[Begin Extracted information]
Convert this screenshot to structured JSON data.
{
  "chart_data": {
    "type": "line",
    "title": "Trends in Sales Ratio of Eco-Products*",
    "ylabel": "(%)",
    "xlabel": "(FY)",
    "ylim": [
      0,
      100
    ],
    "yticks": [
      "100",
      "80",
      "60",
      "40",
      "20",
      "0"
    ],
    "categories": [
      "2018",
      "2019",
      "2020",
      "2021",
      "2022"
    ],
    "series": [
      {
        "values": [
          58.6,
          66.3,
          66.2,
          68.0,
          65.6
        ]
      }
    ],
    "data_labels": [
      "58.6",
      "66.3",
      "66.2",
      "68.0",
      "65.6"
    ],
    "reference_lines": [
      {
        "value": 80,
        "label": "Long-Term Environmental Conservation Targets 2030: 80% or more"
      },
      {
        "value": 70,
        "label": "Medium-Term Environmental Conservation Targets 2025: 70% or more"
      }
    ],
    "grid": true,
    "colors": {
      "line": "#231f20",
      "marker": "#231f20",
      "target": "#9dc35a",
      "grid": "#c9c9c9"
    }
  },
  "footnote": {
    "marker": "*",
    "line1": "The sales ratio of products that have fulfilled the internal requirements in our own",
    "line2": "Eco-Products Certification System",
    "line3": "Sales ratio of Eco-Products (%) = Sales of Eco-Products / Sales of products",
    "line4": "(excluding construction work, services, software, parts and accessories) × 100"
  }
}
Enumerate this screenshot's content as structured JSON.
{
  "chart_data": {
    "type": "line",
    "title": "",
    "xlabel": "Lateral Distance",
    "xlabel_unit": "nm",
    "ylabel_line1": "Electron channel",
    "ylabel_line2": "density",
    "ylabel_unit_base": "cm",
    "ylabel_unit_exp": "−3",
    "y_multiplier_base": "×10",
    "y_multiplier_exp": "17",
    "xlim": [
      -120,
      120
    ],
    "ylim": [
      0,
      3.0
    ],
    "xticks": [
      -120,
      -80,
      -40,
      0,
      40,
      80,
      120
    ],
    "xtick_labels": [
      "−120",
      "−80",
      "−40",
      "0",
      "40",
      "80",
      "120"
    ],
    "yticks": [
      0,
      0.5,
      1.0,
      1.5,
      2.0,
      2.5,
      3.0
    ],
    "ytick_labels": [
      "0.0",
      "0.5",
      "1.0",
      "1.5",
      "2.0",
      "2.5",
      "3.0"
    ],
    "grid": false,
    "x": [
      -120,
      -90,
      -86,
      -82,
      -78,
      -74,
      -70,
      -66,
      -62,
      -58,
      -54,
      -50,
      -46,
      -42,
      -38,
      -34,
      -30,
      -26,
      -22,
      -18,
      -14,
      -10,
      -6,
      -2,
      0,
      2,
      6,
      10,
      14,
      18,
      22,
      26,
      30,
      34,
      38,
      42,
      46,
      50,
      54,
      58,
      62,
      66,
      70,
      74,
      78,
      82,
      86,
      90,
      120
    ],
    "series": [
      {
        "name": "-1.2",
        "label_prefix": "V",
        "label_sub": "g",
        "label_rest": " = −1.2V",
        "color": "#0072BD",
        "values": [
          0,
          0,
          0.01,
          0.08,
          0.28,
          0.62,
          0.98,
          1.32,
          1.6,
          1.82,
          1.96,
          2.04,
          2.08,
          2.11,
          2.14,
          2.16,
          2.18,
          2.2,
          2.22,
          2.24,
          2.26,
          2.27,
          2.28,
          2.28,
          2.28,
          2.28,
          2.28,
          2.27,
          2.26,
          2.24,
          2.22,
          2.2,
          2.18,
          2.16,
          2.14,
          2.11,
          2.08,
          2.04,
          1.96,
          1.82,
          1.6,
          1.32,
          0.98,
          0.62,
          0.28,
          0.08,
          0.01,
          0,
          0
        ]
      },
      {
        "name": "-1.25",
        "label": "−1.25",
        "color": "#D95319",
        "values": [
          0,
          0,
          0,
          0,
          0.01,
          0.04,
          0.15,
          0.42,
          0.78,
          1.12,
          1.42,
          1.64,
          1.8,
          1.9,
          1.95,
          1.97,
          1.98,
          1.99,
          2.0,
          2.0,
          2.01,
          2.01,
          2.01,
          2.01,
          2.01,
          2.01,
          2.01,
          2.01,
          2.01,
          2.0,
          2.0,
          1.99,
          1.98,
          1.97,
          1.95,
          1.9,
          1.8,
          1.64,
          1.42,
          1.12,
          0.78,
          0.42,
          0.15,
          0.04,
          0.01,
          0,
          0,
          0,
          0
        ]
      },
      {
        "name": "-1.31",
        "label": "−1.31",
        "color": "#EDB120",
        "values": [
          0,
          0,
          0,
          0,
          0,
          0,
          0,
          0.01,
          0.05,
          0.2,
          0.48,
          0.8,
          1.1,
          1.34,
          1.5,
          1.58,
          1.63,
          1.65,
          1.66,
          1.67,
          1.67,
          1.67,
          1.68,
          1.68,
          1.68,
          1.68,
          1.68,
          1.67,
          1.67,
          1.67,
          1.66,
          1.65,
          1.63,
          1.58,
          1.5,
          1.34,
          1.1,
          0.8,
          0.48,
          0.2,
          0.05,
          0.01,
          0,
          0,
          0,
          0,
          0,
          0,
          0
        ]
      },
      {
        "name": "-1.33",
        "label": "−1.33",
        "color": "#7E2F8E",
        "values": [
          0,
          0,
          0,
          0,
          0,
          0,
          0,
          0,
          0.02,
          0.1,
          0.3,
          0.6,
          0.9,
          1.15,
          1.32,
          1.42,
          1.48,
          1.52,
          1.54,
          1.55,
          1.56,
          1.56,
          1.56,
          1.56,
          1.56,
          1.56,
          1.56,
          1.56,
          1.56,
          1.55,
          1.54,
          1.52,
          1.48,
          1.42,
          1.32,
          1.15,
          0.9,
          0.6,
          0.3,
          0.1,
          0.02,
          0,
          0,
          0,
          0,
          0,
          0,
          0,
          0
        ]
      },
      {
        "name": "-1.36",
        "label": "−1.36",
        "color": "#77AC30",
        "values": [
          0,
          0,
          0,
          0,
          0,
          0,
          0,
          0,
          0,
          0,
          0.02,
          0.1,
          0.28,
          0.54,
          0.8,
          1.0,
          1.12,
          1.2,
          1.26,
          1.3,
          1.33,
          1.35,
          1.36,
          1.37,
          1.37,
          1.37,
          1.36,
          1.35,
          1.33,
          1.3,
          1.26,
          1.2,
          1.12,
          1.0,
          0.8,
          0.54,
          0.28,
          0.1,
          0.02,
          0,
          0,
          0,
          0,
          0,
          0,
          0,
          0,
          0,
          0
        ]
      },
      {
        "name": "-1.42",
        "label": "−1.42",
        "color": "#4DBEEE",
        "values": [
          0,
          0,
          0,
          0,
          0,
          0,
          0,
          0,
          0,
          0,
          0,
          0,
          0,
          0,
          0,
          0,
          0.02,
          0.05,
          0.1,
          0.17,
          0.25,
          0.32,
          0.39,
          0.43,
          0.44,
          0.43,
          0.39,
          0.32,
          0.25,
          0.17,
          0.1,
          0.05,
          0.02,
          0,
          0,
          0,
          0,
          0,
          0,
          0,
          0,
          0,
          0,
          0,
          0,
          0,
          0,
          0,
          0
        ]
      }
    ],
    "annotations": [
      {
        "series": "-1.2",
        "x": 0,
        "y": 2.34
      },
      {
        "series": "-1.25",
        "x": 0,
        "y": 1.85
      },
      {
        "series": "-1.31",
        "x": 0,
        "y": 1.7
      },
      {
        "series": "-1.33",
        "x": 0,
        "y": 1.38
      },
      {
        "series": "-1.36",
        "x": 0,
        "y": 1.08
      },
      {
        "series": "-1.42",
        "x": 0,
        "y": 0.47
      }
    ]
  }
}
[End Extracted information]
• **Written task**: All of the data shown above must be copied exactly.

• **Task result**:
Convert this screenshot to structured JSON data.
{
  "chart_data": {
    "type": "line",
    "title": "Trends in Sales Ratio of Eco-Products*",
    "ylabel": "(%)",
    "xlabel": "(FY)",
    "ylim": [
      0,
      100
    ],
    "yticks": [
      "100",
      "80",
      "60",
      "40",
      "20",
      "0"
    ],
    "categories": [
      "2018",
      "2019",
      "2020",
      "2021",
      "2022"
    ],
    "series": [
      {
        "values": [
          58.6,
          66.3,
          66.2,
          68.0,
          65.6
        ]
      }
    ],
    "data_labels": [
      "58.6",
      "66.3",
      "66.2",
      "68.0",
      "65.6"
    ],
    "reference_lines": [
      {
        "value": 80,
        "label": "Long-Term Environmental Conservation Targets 2030: 80% or more"
      },
      {
        "value": 70,
        "label": "Medium-Term Environmental Conservation Targets 2025: 70% or more"
      }
    ],
    "grid": true,
    "colors": {
      "line": "#231f20",
      "marker": "#231f20",
      "target": "#9dc35a",
      "grid": "#c9c9c9"
    }
  },
  "footnote": {
    "marker": "*",
    "line1": "The sales ratio of products that have fulfilled the internal requirements in our own",
    "line2": "Eco-Products Certification System",
    "line3": "Sales ratio of Eco-Products (%) = Sales of Eco-Products / Sales of products",
    "line4": "(excluding construction work, services, software, parts and accessories) × 100"
  }
}
Enumerate this screenshot's content as structured JSON.
{
  "chart_data": {
    "type": "line",
    "title": "",
    "xlabel": "Lateral Distance",
    "xlabel_unit": "nm",
    "ylabel_line1": "Electron channel",
    "ylabel_line2": "density",
    "ylabel_unit_base": "cm",
    "ylabel_unit_exp": "−3",
    "y_multiplier_base": "×10",
    "y_multiplier_exp": "17",
    "xlim": [
      -120,
      120
    ],
    "ylim": [
      0,
      3.0
    ],
    "xticks": [
      -120,
      -80,
      -40,
      0,
      40,
      80,
      120
    ],
    "xtick_labels": [
      "−120",
      "−80",
      "−40",
      "0",
      "40",
      "80",
      "120"
    ],
    "yticks": [
      0,
      0.5,
      1.0,
      1.5,
      2.0,
      2.5,
      3.0
    ],
    "ytick_labels": [
      "0.0",
      "0.5",
      "1.0",
      "1.5",
      "2.0",
      "2.5",
      "3.0"
    ],
    "grid": false,
    "x": [
      -120,
      -90,
      -86,
      -82,
      -78,
      -74,
      -70,
      -66,
      -62,
      -58,
      -54,
      -50,
      -46,
      -42,
      -38,
      -34,
      -30,
      -26,
      -22,
      -18,
      -14,
      -10,
      -6,
      -2,
      0,
      2,
      6,
      10,
      14,
      18,
      22,
      26,
      30,
      34,
      38,
      42,
      46,
      50,
      54,
      58,
      62,
      66,
      70,
      74,
      78,
      82,
      86,
      90,
      120
    ],
    "series": [
      {
        "name": "-1.2",
        "label_prefix": "V",
        "label_sub": "g",
        "label_rest": " = −1.2V",
        "color": "#0072BD",
        "values": [
          0,
          0,
          0.01,
          0.08,
          0.28,
          0.62,
          0.98,
          1.32,
          1.6,
          1.82,
          1.96,
          2.04,
          2.08,
          2.11,
          2.14,
          2.16,
          2.18,
          2.2,
          2.22,
          2.24,
          2.26,
          2.27,
          2.28,
          2.28,
          2.28,
          2.28,
          2.28,
          2.27,
          2.26,
          2.24,
          2.22,
          2.2,
          2.18,
          2.16,
          2.14,
          2.11,
          2.08,
          2.04,
          1.96,
          1.82,
          1.6,
          1.32,
          0.98,
          0.62,
          0.28,
          0.08,
          0.01,
          0,
          0
        ]
      },
      {
        "name": "-1.25",
        "label": "−1.25",
        "color": "#D95319",
        "values": [
          0,
          0,
          0,
          0,
          0.01,
          0.04,
          0.15,
          0.42,
          0.78,
          1.12,
          1.42,
          1.64,
          1.8,
          1.9,
          1.95,
          1.97,
          1.98,
          1.99,
          2.0,
          2.0,
          2.01,
          2.01,
          2.01,
          2.01,
          2.01,
          2.01,
          2.01,
          2.01,
          2.01,
          2.0,
          2.0,
          1.99,
          1.98,
          1.97,
          1.95,
          1.9,
          1.8,
          1.64,
          1.42,
          1.12,
          0.78,
          0.42,
          0.15,
          0.04,
          0.01,
          0,
          0,
          0,
          0
        ]
      },
      {
        "name": "-1.31",
        "label": "−1.31",
        "color": "#EDB120",
        "values": [
          0,
          0,
          0,
          0,
          0,
          0,
          0,
          0.01,
          0.05,
          0.2,
          0.48,
          0.8,
          1.1,
          1.34,
          1.5,
          1.58,
          1.63,
          1.65,
          1.66,
          1.67,
          1.67,
          1.67,
          1.68,
          1.68,
          1.68,
          1.68,
          1.68,
          1.67,
          1.67,
          1.67,
          1.66,
          1.65,
          1.63,
          1.58,
          1.5,
          1.34,
          1.1,
          0.8,
          0.48,
          0.2,
          0.05,
          0.01,
          0,
          0,
          0,
          0,
          0,
          0,
          0
        ]
      },
      {
        "name": "-1.33",
        "label": "−1.33",
        "color": "#7E2F8E",
        "values": [
          0,
          0,
          0,
          0,
          0,
          0,
          0,
          0,
          0.02,
          0.1,
          0.3,
          0.6,
          0.9,
          1.15,
          1.32,
          1.42,
          1.48,
          1.52,
          1.54,
          1.55,
          1.56,
          1.56,
          1.56,
          1.56,
          1.56,
          1.56,
          1.56,
          1.56,
          1.56,
          1.55,
          1.54,
          1.52,
          1.48,
          1.42,
          1.32,
          1.15,
          0.9,
          0.6,
          0.3,
          0.1,
          0.02,
          0,
          0,
          0,
          0,
          0,
          0,
          0,
          0
        ]
      },
      {
        "name": "-1.36",
        "label": "−1.36",
        "color": "#77AC30",
        "values": [
          0,
          0,
          0,
          0,
          0,
          0,
          0,
          0,
          0,
          0,
          0.02,
          0.1,
          0.28,
          0.54,
          0.8,
          1.0,
          1.12,
          1.2,
          1.26,
          1.3,
          1.33,
          1.35,
          1.36,
          1.37,
          1.37,
          1.37,
          1.36,
          1.35,
          1.33,
          1.3,
          1.26,
          1.2,
          1.12,
          1.0,
          0.8,
          0.54,
          0.28,
          0.1,
          0.02,
          0,
          0,
          0,
          0,
          0,
          0,
          0,
          0,
          0,
          0
        ]
      },
      {
        "name": "-1.42",
        "label": "−1.42",
        "color": "#4DBEEE",
        "values": [
          0,
          0,
          0,
          0,
          0,
          0,
          0,
          0,
          0,
          0,
          0,
          0,
          0,
          0,
          0,
          0,
          0.02,
          0.05,
          0.1,
          0.17,
          0.25,
          0.32,
          0.39,
          0.43,
          0.44,
          0.43,
          0.39,
          0.32,
          0.25,
          0.17,
          0.1,
          0.05,
          0.02,
          0,
          0,
          0,
          0,
          0,
          0,
          0,
          0,
          0,
          0,
          0,
          0,
          0,
          0,
          0,
          0
        ]
      }
    ],
    "annotations": [
      {
        "series": "-1.2",
        "x": 0,
        "y": 2.34
      },
      {
        "series": "-1.25",
        "x": 0,
        "y": 1.85
      },
      {
        "series": "-1.31",
        "x": 0,
        "y": 1.7
      },
      {
        "series": "-1.33",
        "x": 0,
        "y": 1.38
      },
      {
        "series": "-1.36",
        "x": 0,
        "y": 1.08
      },
      {
        "series": "-1.42",
        "x": 0,
        "y": 0.47
      }
    ]
  }
}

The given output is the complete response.